[Begin]

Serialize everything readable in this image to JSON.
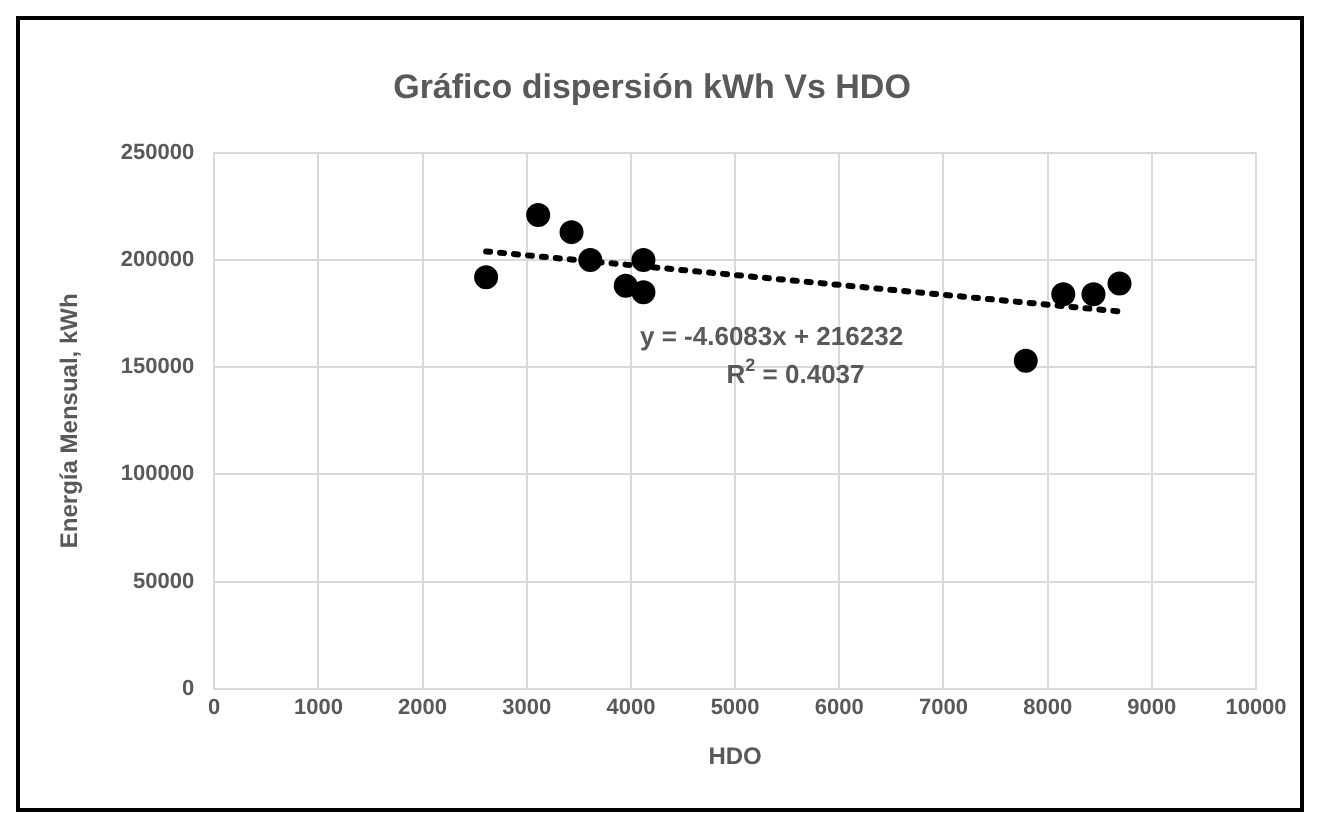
{
  "chart_data": {
    "type": "scatter",
    "title": "Gráfico dispersión kWh Vs HDO",
    "xlabel": "HDO",
    "ylabel": "Energía Mensual, kWh",
    "series": [
      {
        "color": "#000000",
        "x": [
          2610,
          3110,
          3430,
          3610,
          3950,
          4120,
          4120,
          7790,
          8150,
          8440,
          8690
        ],
        "values": [
          192000,
          221000,
          213000,
          200000,
          188000,
          200000,
          185000,
          153000,
          184000,
          184000,
          189000
        ]
      },
      {
        "type": "line",
        "color": "#000000",
        "line_style": "dotted",
        "marker": "none",
        "x": [
          2610,
          8690
        ],
        "values": [
          204000,
          176000
        ]
      }
    ],
    "xlim": [
      0,
      10000
    ],
    "xticks": [
      0,
      1000,
      2000,
      3000,
      4000,
      5000,
      6000,
      7000,
      8000,
      9000,
      10000
    ],
    "ylim": [
      0,
      250000
    ],
    "yticks": [
      0,
      50000,
      100000,
      150000,
      200000,
      250000
    ],
    "grid": true,
    "legend": false,
    "marker": "circle",
    "annotations": [
      "y = -4.6083x + 216232",
      "R$^{2}$ = 0.4037"
    ]
  }
}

[End]

* [Work instructions]: Make an exact reproduction of the listing above, without any pictures.

* [Solution]:
Serialize everything readable in this image to JSON.
{
  "chart_data": {
    "type": "scatter",
    "title": "Gráfico dispersión kWh Vs HDO",
    "xlabel": "HDO",
    "ylabel": "Energía Mensual, kWh",
    "series": [
      {
        "color": "#000000",
        "x": [
          2610,
          3110,
          3430,
          3610,
          3950,
          4120,
          4120,
          7790,
          8150,
          8440,
          8690
        ],
        "values": [
          192000,
          221000,
          213000,
          200000,
          188000,
          200000,
          185000,
          153000,
          184000,
          184000,
          189000
        ]
      },
      {
        "type": "line",
        "color": "#000000",
        "line_style": "dotted",
        "marker": "none",
        "x": [
          2610,
          8690
        ],
        "values": [
          204000,
          176000
        ]
      }
    ],
    "xlim": [
      0,
      10000
    ],
    "xticks": [
      0,
      1000,
      2000,
      3000,
      4000,
      5000,
      6000,
      7000,
      8000,
      9000,
      10000
    ],
    "ylim": [
      0,
      250000
    ],
    "yticks": [
      0,
      50000,
      100000,
      150000,
      200000,
      250000
    ],
    "grid": true,
    "legend": false,
    "marker": "circle",
    "annotations": [
      "y = -4.6083x + 216232",
      "R$^{2}$ = 0.4037"
    ]
  }
}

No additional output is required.